**WHAT YOU SHOULD DO**
Every line below that mentions the word "Year" should be copied out.
═════ MATERIAL SHOWN
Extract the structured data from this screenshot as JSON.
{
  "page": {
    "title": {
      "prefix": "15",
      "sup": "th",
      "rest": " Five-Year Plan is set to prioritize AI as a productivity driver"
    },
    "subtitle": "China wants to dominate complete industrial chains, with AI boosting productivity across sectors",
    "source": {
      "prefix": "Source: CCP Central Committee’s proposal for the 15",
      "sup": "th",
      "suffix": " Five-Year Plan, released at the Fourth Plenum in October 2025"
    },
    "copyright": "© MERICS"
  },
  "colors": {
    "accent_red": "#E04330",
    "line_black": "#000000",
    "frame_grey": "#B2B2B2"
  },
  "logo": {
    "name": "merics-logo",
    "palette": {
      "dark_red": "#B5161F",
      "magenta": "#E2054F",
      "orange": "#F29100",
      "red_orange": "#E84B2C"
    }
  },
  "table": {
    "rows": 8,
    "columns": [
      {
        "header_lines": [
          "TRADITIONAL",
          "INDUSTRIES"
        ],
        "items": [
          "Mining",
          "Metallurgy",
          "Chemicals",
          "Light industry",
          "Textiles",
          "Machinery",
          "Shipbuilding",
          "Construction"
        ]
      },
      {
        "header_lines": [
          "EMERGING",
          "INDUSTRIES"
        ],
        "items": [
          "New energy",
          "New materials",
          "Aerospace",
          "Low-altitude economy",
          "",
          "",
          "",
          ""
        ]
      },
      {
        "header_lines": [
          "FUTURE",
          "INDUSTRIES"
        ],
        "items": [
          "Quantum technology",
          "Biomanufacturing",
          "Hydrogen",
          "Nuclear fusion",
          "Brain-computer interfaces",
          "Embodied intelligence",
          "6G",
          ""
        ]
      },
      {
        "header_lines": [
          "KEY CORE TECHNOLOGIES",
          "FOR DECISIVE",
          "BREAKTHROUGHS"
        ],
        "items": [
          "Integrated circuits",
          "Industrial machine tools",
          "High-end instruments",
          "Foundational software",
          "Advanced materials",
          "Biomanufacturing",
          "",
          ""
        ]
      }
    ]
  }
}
══════════
**EXERCISE ANSWER**
      "rest": " Five-Year Plan is set to prioritize AI as a productivity driver"
      "suffix": " Five-Year Plan, released at the Fourth Plenum in October 2025"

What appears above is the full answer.